-- start TASK MATERIAL --
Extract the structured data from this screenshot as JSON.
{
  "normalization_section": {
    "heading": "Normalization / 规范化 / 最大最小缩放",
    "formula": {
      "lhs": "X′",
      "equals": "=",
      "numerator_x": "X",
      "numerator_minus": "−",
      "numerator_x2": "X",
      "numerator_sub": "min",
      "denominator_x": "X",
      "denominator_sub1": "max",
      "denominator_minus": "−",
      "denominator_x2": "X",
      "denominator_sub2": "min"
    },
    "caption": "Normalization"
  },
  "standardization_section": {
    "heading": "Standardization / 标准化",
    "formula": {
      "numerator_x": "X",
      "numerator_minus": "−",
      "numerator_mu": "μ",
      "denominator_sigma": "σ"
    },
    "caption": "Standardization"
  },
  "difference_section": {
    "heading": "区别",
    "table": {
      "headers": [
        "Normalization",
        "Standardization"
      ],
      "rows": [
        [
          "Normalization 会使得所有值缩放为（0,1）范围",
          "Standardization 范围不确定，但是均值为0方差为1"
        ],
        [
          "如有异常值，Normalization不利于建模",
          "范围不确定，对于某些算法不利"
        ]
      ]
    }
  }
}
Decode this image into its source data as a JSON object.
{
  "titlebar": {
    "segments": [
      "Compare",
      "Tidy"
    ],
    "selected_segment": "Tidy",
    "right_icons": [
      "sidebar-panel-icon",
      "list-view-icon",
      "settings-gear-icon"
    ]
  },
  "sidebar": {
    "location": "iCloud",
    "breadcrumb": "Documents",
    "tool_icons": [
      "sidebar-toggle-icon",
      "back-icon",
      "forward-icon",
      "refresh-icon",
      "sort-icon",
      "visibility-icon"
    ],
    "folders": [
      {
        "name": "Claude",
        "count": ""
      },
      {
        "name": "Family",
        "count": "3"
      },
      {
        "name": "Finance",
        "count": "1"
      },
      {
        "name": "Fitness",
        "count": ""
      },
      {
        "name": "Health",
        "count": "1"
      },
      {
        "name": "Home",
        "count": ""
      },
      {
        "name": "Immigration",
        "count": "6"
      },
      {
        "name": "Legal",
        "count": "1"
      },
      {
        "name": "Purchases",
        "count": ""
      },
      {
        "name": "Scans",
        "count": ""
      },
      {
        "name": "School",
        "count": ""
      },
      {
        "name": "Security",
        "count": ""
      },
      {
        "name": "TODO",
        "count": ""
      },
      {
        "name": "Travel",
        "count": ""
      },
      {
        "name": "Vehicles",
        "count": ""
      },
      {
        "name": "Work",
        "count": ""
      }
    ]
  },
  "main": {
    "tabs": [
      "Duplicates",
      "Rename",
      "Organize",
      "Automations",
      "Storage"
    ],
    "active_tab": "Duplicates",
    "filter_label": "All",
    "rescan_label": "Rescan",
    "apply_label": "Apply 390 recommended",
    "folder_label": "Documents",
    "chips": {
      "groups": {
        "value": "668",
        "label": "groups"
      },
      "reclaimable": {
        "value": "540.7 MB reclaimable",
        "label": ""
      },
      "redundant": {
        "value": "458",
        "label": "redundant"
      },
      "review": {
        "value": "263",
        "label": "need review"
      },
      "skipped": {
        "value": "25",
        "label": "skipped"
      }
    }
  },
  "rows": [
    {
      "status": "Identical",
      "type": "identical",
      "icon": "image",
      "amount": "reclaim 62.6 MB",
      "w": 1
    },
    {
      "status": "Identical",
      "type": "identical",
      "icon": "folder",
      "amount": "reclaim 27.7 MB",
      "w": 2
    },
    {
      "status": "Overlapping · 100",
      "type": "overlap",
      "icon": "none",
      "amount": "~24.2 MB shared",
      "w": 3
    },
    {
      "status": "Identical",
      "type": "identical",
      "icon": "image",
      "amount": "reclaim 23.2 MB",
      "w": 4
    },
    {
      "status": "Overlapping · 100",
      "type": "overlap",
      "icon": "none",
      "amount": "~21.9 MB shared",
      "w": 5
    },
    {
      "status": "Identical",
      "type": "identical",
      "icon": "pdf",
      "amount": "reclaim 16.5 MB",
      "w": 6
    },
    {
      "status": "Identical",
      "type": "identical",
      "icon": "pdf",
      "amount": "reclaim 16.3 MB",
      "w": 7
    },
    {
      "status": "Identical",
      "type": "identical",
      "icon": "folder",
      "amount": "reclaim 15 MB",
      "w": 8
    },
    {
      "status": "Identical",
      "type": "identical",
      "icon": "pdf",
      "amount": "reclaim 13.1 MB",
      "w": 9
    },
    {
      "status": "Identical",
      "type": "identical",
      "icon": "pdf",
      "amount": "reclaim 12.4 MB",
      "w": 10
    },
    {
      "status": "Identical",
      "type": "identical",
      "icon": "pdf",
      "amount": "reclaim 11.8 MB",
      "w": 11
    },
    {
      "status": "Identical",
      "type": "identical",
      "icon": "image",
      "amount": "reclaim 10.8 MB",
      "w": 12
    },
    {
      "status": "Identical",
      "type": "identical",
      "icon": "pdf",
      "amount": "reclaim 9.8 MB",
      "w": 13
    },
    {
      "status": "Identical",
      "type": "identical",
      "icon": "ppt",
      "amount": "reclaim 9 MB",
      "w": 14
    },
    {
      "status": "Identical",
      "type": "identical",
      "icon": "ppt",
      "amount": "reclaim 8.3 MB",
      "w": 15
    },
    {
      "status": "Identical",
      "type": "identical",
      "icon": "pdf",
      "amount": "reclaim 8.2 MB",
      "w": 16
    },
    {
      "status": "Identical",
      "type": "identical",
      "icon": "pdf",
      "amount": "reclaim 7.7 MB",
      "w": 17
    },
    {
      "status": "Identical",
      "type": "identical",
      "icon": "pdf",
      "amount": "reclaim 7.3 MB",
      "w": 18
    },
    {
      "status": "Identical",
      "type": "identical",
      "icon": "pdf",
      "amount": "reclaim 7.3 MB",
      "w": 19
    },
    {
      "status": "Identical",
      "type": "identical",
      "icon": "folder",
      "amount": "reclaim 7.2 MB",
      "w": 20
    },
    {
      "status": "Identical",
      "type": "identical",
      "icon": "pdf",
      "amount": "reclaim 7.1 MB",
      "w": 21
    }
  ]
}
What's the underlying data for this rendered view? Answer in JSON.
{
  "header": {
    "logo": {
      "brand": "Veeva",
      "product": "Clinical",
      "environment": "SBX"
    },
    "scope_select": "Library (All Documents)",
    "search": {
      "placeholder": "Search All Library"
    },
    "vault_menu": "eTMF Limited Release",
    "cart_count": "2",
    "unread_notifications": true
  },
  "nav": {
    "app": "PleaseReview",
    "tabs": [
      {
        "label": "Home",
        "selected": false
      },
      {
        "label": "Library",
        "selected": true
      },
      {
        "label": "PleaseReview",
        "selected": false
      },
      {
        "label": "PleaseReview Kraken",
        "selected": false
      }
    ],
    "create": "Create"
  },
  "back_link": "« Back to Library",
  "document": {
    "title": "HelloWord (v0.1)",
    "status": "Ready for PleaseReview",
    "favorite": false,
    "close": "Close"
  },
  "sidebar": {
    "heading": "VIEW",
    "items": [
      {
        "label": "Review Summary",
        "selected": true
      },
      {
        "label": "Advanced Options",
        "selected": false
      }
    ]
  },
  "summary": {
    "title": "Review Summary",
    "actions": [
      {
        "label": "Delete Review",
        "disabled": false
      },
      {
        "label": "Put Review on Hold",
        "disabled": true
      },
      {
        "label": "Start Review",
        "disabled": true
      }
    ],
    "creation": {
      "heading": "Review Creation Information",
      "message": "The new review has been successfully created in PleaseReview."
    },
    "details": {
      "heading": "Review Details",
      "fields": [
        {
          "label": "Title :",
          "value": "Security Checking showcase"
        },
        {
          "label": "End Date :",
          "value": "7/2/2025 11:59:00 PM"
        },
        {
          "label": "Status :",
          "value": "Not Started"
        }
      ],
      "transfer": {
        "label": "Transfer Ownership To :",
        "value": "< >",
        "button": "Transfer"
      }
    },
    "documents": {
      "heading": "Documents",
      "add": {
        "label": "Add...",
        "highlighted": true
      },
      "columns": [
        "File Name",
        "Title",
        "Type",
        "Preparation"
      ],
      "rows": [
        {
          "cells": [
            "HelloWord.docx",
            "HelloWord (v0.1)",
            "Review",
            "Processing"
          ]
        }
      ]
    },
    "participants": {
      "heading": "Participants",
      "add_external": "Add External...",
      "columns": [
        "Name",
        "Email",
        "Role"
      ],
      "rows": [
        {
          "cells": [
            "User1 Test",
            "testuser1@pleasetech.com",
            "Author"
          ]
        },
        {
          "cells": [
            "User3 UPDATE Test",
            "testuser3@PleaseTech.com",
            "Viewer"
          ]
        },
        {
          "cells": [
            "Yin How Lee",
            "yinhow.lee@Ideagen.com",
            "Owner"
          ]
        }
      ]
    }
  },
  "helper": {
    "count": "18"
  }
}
-- end TASK MATERIAL --
_SET PROBLEM_
Report each line in the preceding entries that holds the string "shared".

_ANSWER BELOW_
      "amount": "~24.2 MB shared",
      "amount": "~21.9 MB shared",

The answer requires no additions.